* **Exercise brief**
Where a line holds the string "yhteensä", return that line.

* **Given entries**
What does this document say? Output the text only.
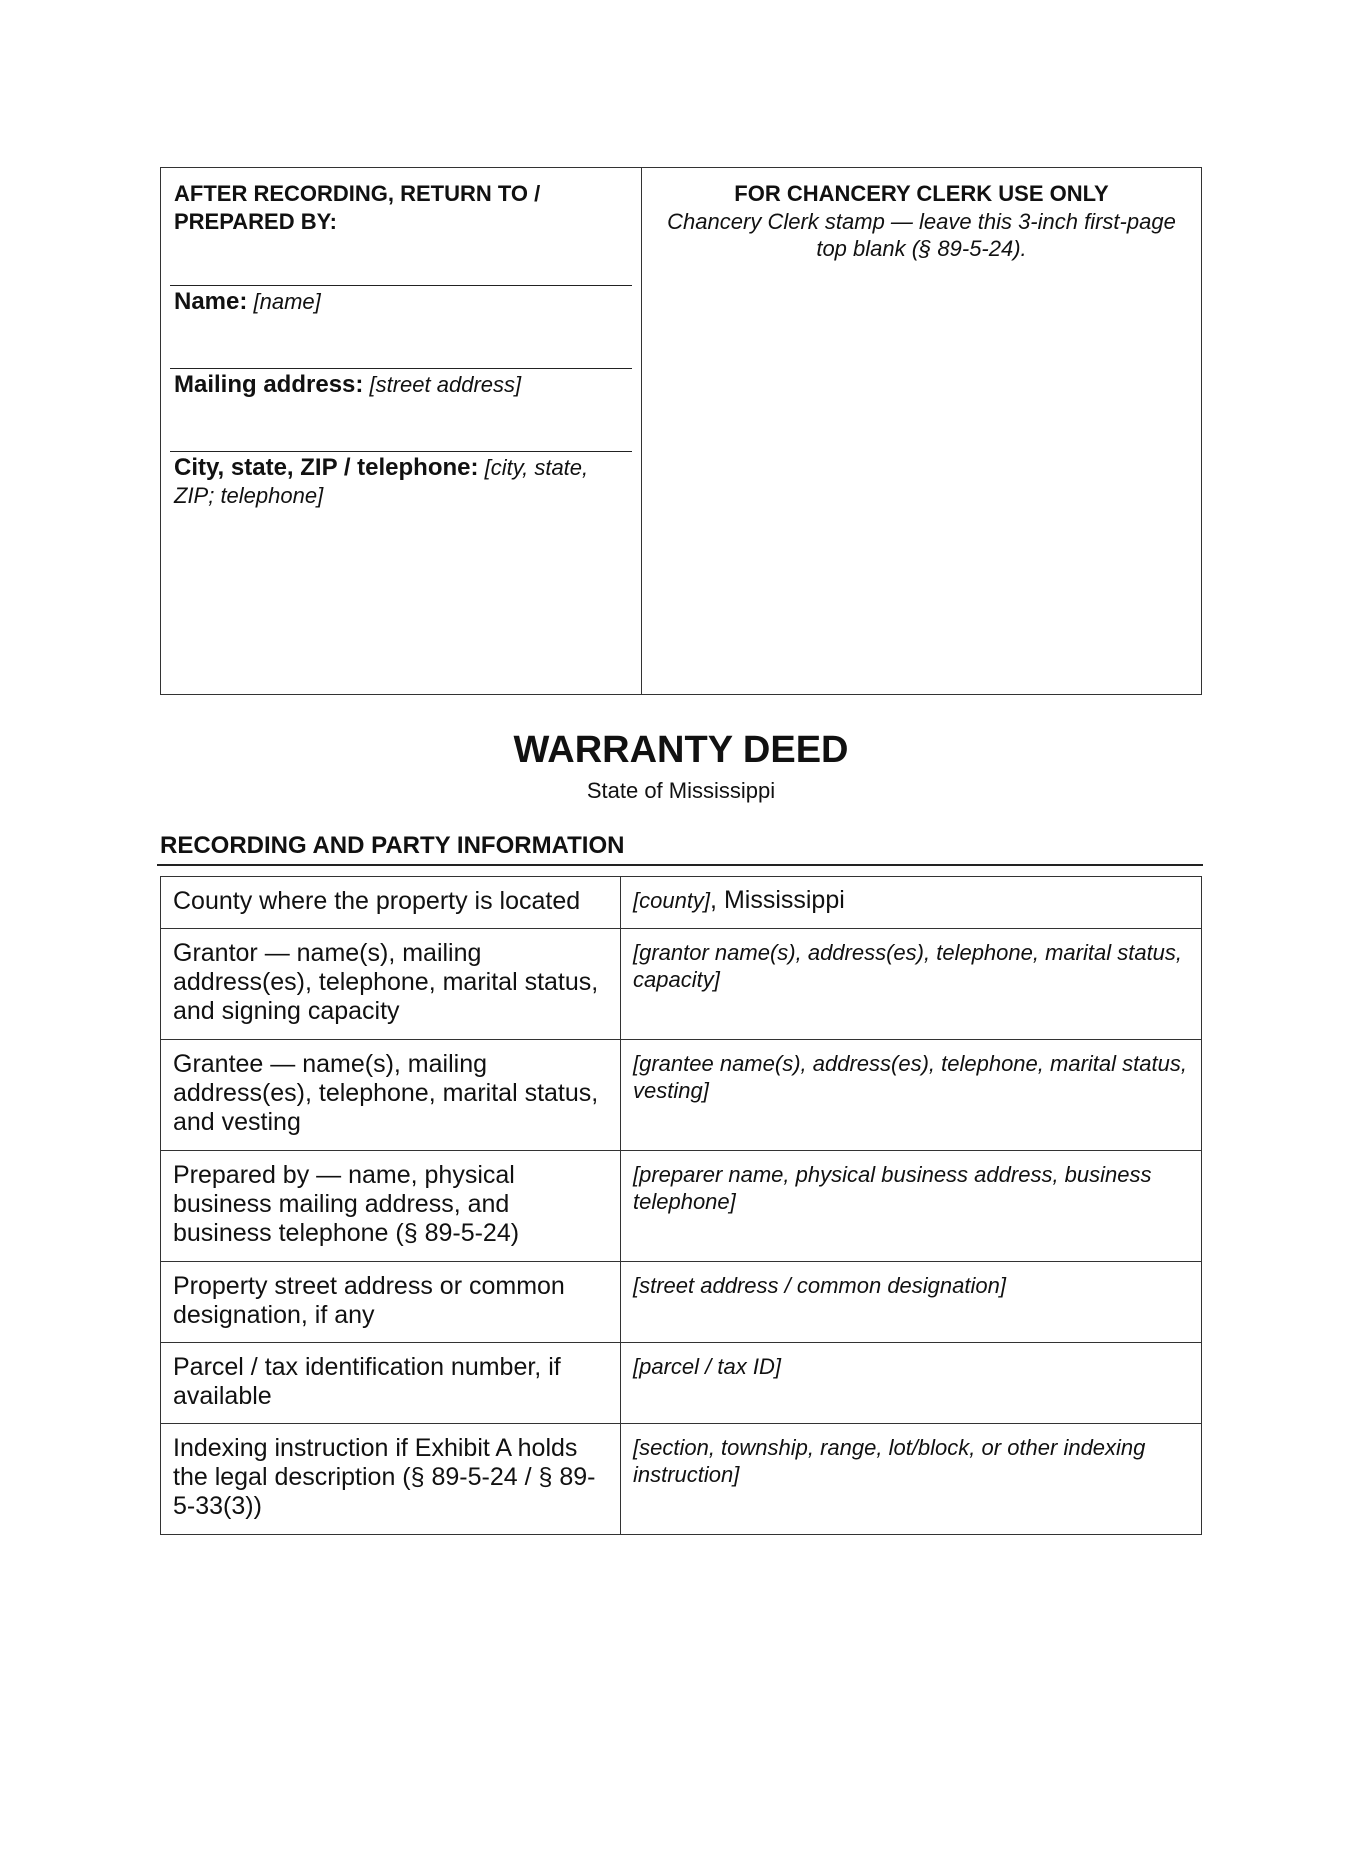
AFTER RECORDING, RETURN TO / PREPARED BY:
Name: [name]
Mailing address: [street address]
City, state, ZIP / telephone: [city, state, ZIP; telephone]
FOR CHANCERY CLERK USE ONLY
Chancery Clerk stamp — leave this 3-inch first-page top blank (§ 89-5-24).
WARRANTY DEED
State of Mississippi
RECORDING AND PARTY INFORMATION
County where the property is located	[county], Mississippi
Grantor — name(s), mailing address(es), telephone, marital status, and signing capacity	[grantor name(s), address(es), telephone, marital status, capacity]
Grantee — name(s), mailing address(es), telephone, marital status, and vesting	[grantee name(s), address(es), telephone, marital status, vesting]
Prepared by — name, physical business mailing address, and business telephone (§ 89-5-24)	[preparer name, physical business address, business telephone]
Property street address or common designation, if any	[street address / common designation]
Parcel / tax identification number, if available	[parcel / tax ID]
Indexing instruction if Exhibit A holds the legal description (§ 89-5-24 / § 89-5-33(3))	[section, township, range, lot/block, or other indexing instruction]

==

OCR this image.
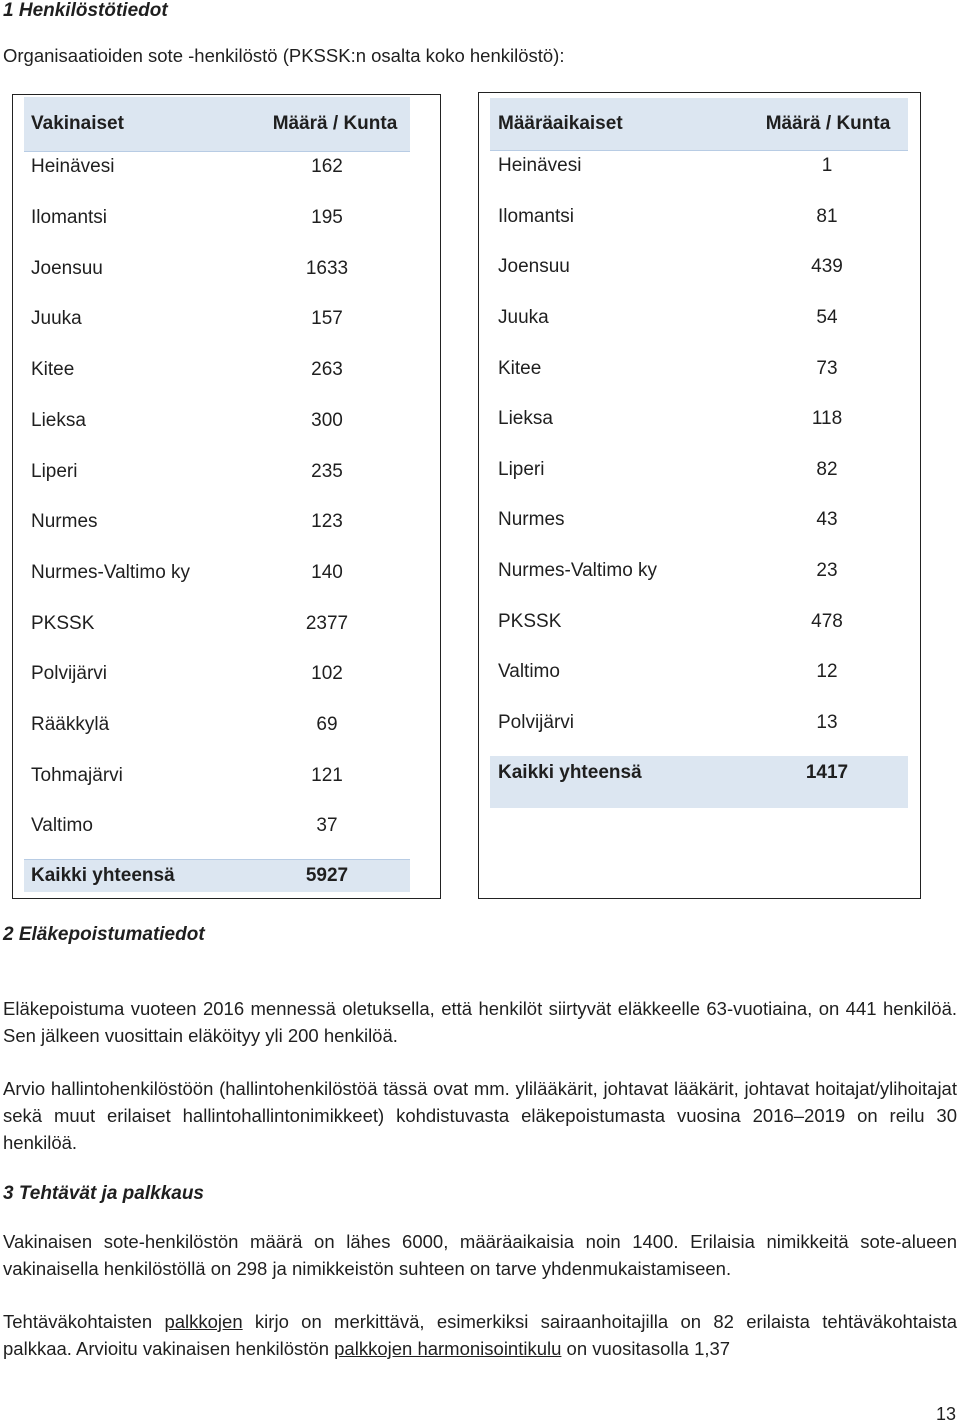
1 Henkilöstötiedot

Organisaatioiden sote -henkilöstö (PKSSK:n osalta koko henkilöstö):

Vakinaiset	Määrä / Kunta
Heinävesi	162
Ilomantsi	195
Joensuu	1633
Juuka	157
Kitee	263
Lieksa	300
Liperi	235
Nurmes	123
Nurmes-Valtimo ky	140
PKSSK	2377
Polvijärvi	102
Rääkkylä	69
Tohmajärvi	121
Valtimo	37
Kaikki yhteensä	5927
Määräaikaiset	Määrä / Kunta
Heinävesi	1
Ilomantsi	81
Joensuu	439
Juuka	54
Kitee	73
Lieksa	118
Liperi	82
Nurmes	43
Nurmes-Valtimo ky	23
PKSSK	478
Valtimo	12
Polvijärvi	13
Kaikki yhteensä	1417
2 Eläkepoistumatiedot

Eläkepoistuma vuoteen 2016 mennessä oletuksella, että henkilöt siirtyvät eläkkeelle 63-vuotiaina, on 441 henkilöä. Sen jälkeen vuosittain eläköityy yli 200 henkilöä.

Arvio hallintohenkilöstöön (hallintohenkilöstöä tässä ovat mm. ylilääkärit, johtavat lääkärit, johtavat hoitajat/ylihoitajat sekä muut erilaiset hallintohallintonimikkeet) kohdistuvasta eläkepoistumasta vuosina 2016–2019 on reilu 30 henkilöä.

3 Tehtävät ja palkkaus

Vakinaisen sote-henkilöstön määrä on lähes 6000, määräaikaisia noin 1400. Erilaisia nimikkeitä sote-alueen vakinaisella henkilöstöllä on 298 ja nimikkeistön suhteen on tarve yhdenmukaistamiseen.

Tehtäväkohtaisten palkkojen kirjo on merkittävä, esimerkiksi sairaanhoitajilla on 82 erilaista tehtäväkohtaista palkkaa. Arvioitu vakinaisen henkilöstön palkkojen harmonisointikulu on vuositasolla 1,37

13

* **Correct answer**
Kaikki yhteensä	5927
Kaikki yhteensä	1417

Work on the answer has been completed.